WRITTEN INSTRUCTION:
Pictures stay out of the copy; restate everything else in the material exactly.

Collected data entries
──────────────────────────────
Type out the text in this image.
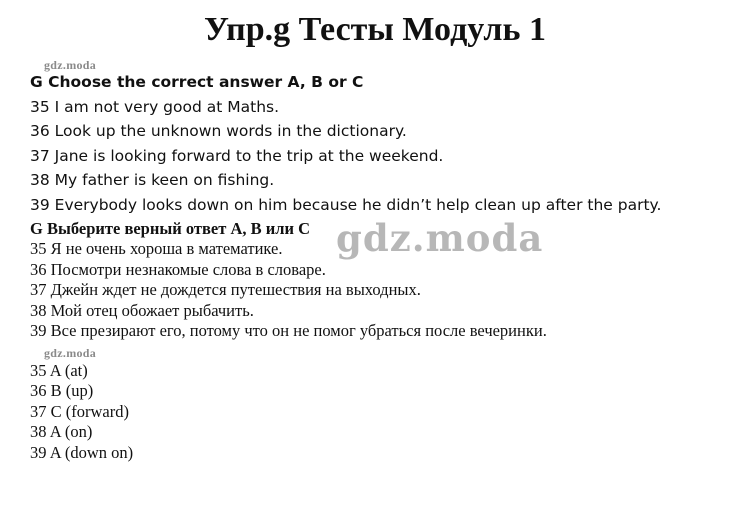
Упр.g Тесты Модуль 1
gdz.moda
G Choose the correct answer A, B or C
35 I am not very good at Maths.
36 Look up the unknown words in the dictionary.
37 Jane is looking forward to the trip at the weekend.
38 My father is keen on fishing.
39 Everybody looks down on him because he didn’t help clean up after the party.
G Выберите верный ответ A, B или C
35 Я не очень хороша в математике.
36 Посмотри незнакомые слова в словаре.
37 Джейн ждет не дождется путешествия на выходных.
38 Мой отец обожает рыбачить.
39 Все презирают его, потому что он не помог убраться после вечеринки.
gdz.moda
gdz.moda
35 A (at)
36 B (up)
37 C (forward)
38 A (on)
39 A (down on)
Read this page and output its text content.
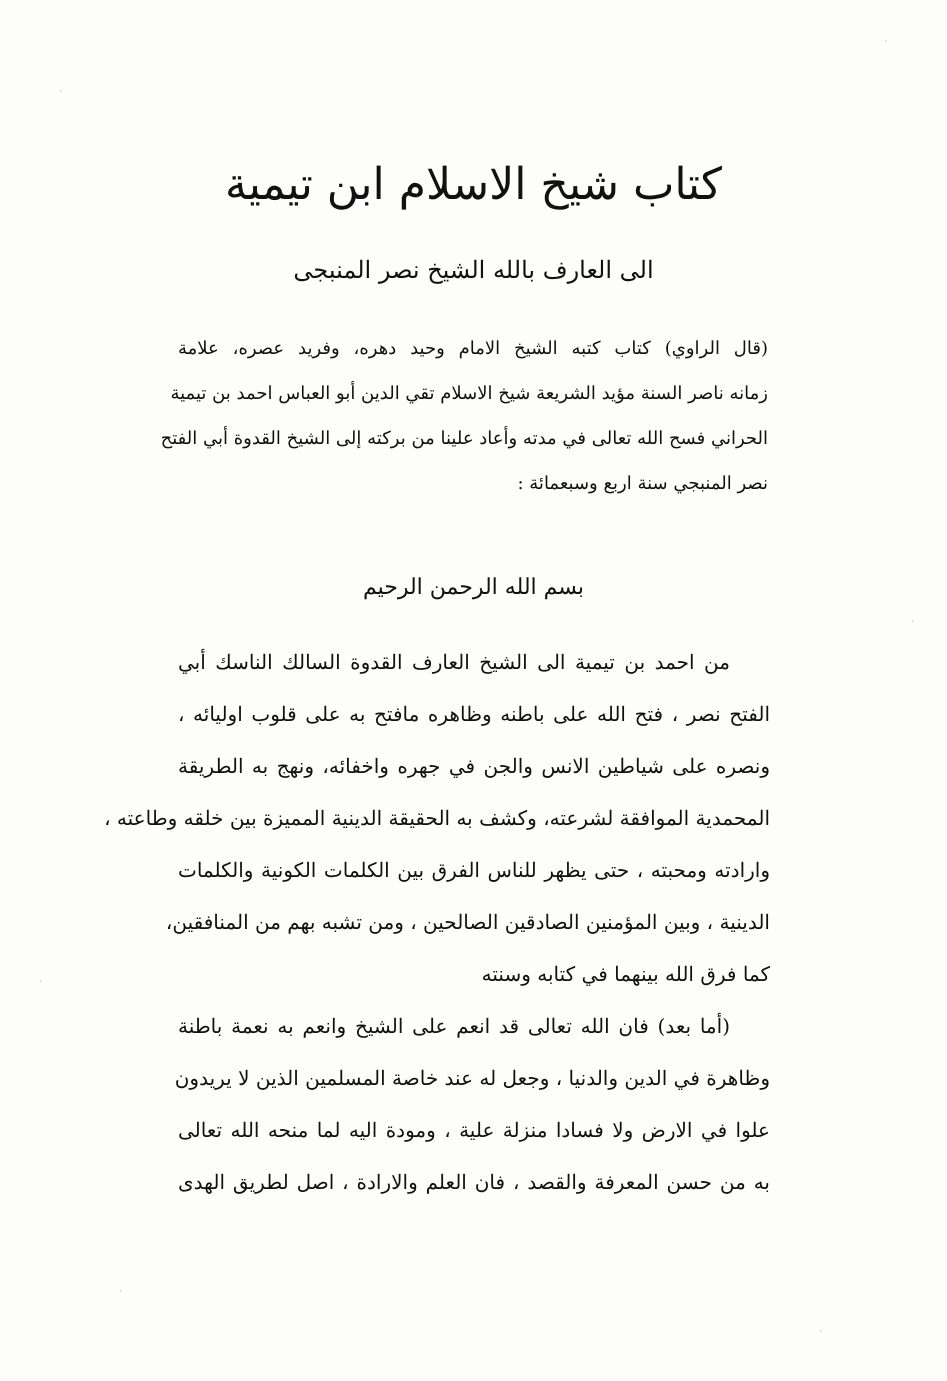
كتاب شيخ الاسلام ابن تيمية
الى العارف بالله الشيخ نصر المنبجى
(قال الراوي) كتاب كتبه الشيخ الامام وحيد دهره، وفريد عصره، علامة
زمانه ناصر السنة مؤيد الشريعة شيخ الاسلام تقي الدين أبو العباس احمد بن تيمية
الحراني فسح الله تعالى في مدته وأعاد علينا من بركته إلى الشيخ القدوة أبي الفتح
نصر المنبجي سنة اربع وسبعمائة :
بسم الله الرحمن الرحيم
من احمد بن تيمية الى الشيخ العارف القدوة السالك الناسك أبي
الفتح نصر ، فتح الله على باطنه وظاهره مافتح به على قلوب اوليائه ،
ونصره على شياطين الانس والجن في جهره واخفائه، ونهج به الطريقة
المحمدية الموافقة لشرعته، وكشف به الحقيقة الدينية المميزة بين خلقه وطاعته ،
وارادته ومحبته ، حتى يظهر للناس الفرق بين الكلمات الكونية والكلمات
الدينية ، وبين المؤمنين الصادقين الصالحين ، ومن تشبه بهم من المنافقين،
كما فرق الله بينهما في كتابه وسنته
(أما بعد) فان الله تعالى قد انعم على الشيخ وانعم به نعمة باطنة
وظاهرة في الدين والدنيا ، وجعل له عند خاصة المسلمين الذين لا يريدون
علوا في الارض ولا فسادا منزلة علية ، ومودة اليه لما منحه الله تعالى
به من حسن المعرفة والقصد ، فان العلم والارادة ، اصل لطريق الهدى
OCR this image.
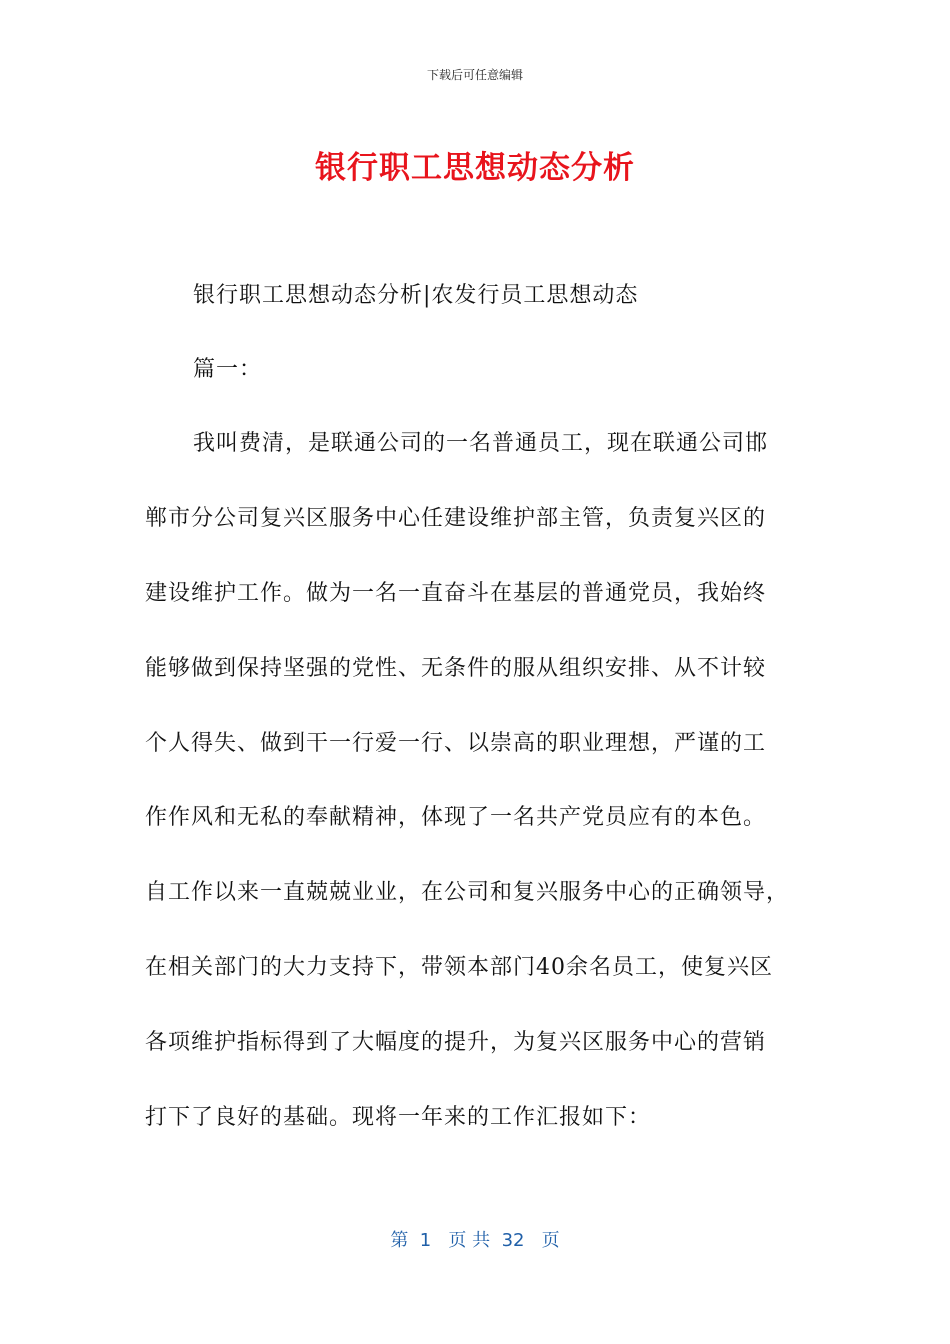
下载后可任意编辑
银行职工思想动态分析
银行职工思想动态分析|农发行员工思想动态
篇一：
我叫费清，是联通公司的一名普通员工，现在联通公司邯
郸市分公司复兴区服务中心任建设维护部主管，负责复兴区的
建设维护工作。做为一名一直奋斗在基层的普通党员，我始终
能够做到保持坚强的党性、无条件的服从组织安排、从不计较
个人得失、做到干一行爱一行、以崇高的职业理想，严谨的工
作作风和无私的奉献精神，体现了一名共产党员应有的本色。
自工作以来一直兢兢业业，在公司和复兴服务中心的正确领导，
在相关部门的大力支持下，带领本部门40余名员工，使复兴区
各项维护指标得到了大幅度的提升，为复兴区服务中心的营销
打下了良好的基础。现将一年来的工作汇报如下：
第  1   页 共  32   页
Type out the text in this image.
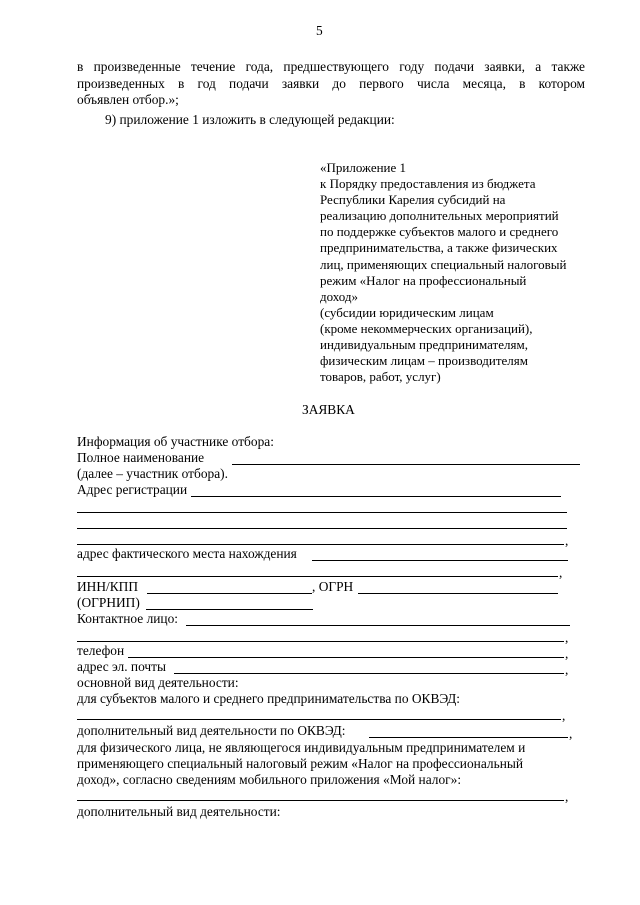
5
в произведенные течение года, предшествующего году подачи заявки, а также
произведенных в год подачи заявки до первого числа месяца, в котором
объявлен отбор.»;
9) приложение 1 изложить в следующей редакции:
«Приложение 1
к Порядку предоставления из бюджета
Республики Карелия субсидий на
реализацию дополнительных мероприятий
по поддержке субъектов малого и среднего
предпринимательства, а также физических
лиц, применяющих специальный налоговый
режим «Налог на профессиональный
доход»
(субсидии юридическим лицам
(кроме некоммерческих организаций),
индивидуальным предпринимателям,
физическим лицам – производителям
товаров, работ, услуг)
ЗАЯВКА
Информация об участнике отбора:
Полное наименование
(далее – участник отбора).
Адрес регистрации
,
адрес фактического места нахождения
,
ИНН/КПП	, ОГРН
(ОГРНИП)
Контактное лицо:
,
телефон	,
адрес эл. почты	,
основной вид деятельности:
для субъектов малого и среднего предпринимательства по ОКВЭД:
,
дополнительный вид деятельности по ОКВЭД:	,
для физического лица, не являющегося индивидуальным предпринимателем и
применяющего специальный налоговый режим «Налог на профессиональный
доход», согласно сведениям мобильного приложения «Мой налог»:
,
дополнительный вид деятельности:
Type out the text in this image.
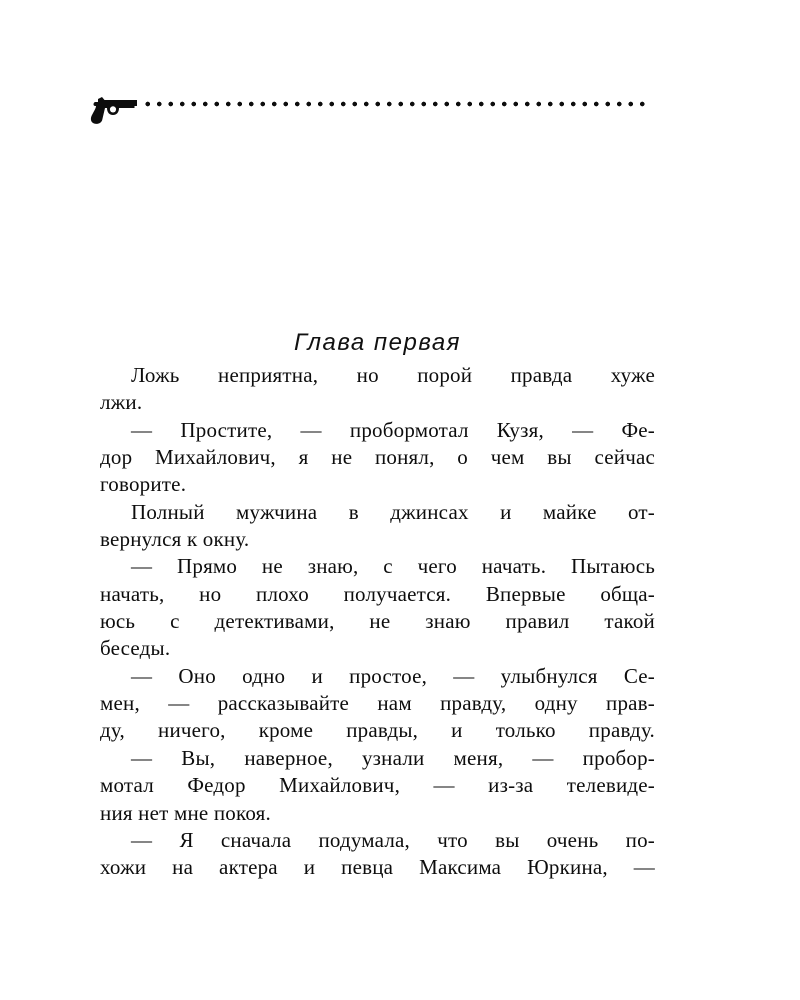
Глава первая
Ложь неприятна, но порой правда хуже
лжи.
— Простите, — пробормотал Кузя, — Фе-
дор Михайлович, я не понял, о чем вы сейчас
говорите.
Полный мужчина в джинсах и майке от-
вернулся к окну.
— Прямо не знаю, с чего начать. Пытаюсь
начать, но плохо получается. Впервые обща-
юсь с детективами, не знаю правил такой
беседы.
— Оно одно и простое, — улыбнулся Се-
мен, — рассказывайте нам правду, одну прав-
ду, ничего, кроме правды, и только правду.
— Вы, наверное, узнали меня, — пробор-
мотал Федор Михайлович, — из-за телевиде-
ния нет мне покоя.
— Я сначала подумала, что вы очень по-
хожи на актера и певца Максима Юркина, —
──────────────────────────────
ANSWER IN FULL:
Type out the text in this image.
Упр.g Тесты Модуль 1
gdz.moda
G Choose the correct answer A, B or C
35 I am not very good at Maths.
36 Look up the unknown words in the dictionary.
37 Jane is looking forward to the trip at the weekend.
38 My father is keen on fishing.
39 Everybody looks down on him because he didn’t help clean up after the party.
G Выберите верный ответ A, B или C
35 Я не очень хороша в математике.
36 Посмотри незнакомые слова в словаре.
37 Джейн ждет не дождется путешествия на выходных.
38 Мой отец обожает рыбачить.
39 Все презирают его, потому что он не помог убраться после вечеринки.
gdz.moda
gdz.moda
35 A (at)
36 B (up)
37 C (forward)
38 A (on)
39 A (down on)
Read this page and output its text content.
كتاب شيخ الاسلام ابن تيمية
الى العارف بالله الشيخ نصر المنبجى
(قال الراوي) كتاب كتبه الشيخ الامام وحيد دهره، وفريد عصره، علامة
زمانه ناصر السنة مؤيد الشريعة شيخ الاسلام تقي الدين أبو العباس احمد بن تيمية
الحراني فسح الله تعالى في مدته وأعاد علينا من بركته إلى الشيخ القدوة أبي الفتح
نصر المنبجي سنة اربع وسبعمائة :
بسم الله الرحمن الرحيم
من احمد بن تيمية الى الشيخ العارف القدوة السالك الناسك أبي
الفتح نصر ، فتح الله على باطنه وظاهره مافتح به على قلوب اوليائه ،
ونصره على شياطين الانس والجن في جهره واخفائه، ونهج به الطريقة
المحمدية الموافقة لشرعته، وكشف به الحقيقة الدينية المميزة بين خلقه وطاعته ،
وارادته ومحبته ، حتى يظهر للناس الفرق بين الكلمات الكونية والكلمات
الدينية ، وبين المؤمنين الصادقين الصالحين ، ومن تشبه بهم من المنافقين،
كما فرق الله بينهما في كتابه وسنته
(أما بعد) فان الله تعالى قد انعم على الشيخ وانعم به نعمة باطنة
وظاهرة في الدين والدنيا ، وجعل له عند خاصة المسلمين الذين لا يريدون
علوا في الارض ولا فسادا منزلة علية ، ومودة اليه لما منحه الله تعالى
به من حسن المعرفة والقصد ، فان العلم والارادة ، اصل لطريق الهدى
OCR this image.
下载后可任意编辑
银行职工思想动态分析
银行职工思想动态分析|农发行员工思想动态
篇一：
我叫费清，是联通公司的一名普通员工，现在联通公司邯
郸市分公司复兴区服务中心任建设维护部主管，负责复兴区的
建设维护工作。做为一名一直奋斗在基层的普通党员，我始终
能够做到保持坚强的党性、无条件的服从组织安排、从不计较
个人得失、做到干一行爱一行、以崇高的职业理想，严谨的工
作作风和无私的奉献精神，体现了一名共产党员应有的本色。
自工作以来一直兢兢业业，在公司和复兴服务中心的正确领导，
在相关部门的大力支持下，带领本部门40余名员工，使复兴区
各项维护指标得到了大幅度的提升，为复兴区服务中心的营销
打下了良好的基础。现将一年来的工作汇报如下：
第  1   页 共  32   页
Type out the text in this image.
5
в произведенные течение года, предшествующего году подачи заявки, а также
произведенных в год подачи заявки до первого числа месяца, в котором
объявлен отбор.»;
9) приложение 1 изложить в следующей редакции:
«Приложение 1
к Порядку предоставления из бюджета
Республики Карелия субсидий на
реализацию дополнительных мероприятий
по поддержке субъектов малого и среднего
предпринимательства, а также физических
лиц, применяющих специальный налоговый
режим «Налог на профессиональный
доход»
(субсидии юридическим лицам
(кроме некоммерческих организаций),
индивидуальным предпринимателям,
физическим лицам – производителям
товаров, работ, услуг)
ЗАЯВКА
Информация об участнике отбора:
Полное наименование
(далее – участник отбора).
Адрес регистрации
,
адрес фактического места нахождения
,
ИНН/КПП	, ОГРН
(ОГРНИП)
Контактное лицо:
,
телефон	,
адрес эл. почты	,
основной вид деятельности:
для субъектов малого и среднего предпринимательства по ОКВЭД:
,
дополнительный вид деятельности по ОКВЭД:	,
для физического лица, не являющегося индивидуальным предпринимателем и
применяющего специальный налоговый режим «Налог на профессиональный
доход», согласно сведениям мобильного приложения «Мой налог»:
,
дополнительный вид деятельности:
Type out the text in this image.
Глава первая
Ложь неприятна, но порой правда хуже
лжи.
— Простите, — пробормотал Кузя, — Фе-
дор Михайлович, я не понял, о чем вы сейчас
говорите.
Полный мужчина в джинсах и майке от-
вернулся к окну.
— Прямо не знаю, с чего начать. Пытаюсь
начать, но плохо получается. Впервые обща-
юсь с детективами, не знаю правил такой
беседы.
— Оно одно и простое, — улыбнулся Се-
мен, — рассказывайте нам правду, одну прав-
ду, ничего, кроме правды, и только правду.
— Вы, наверное, узнали меня, — пробор-
мотал Федор Михайлович, — из-за телевиде-
ния нет мне покоя.
— Я сначала подумала, что вы очень по-
хожи на актера и певца Максима Юркина, —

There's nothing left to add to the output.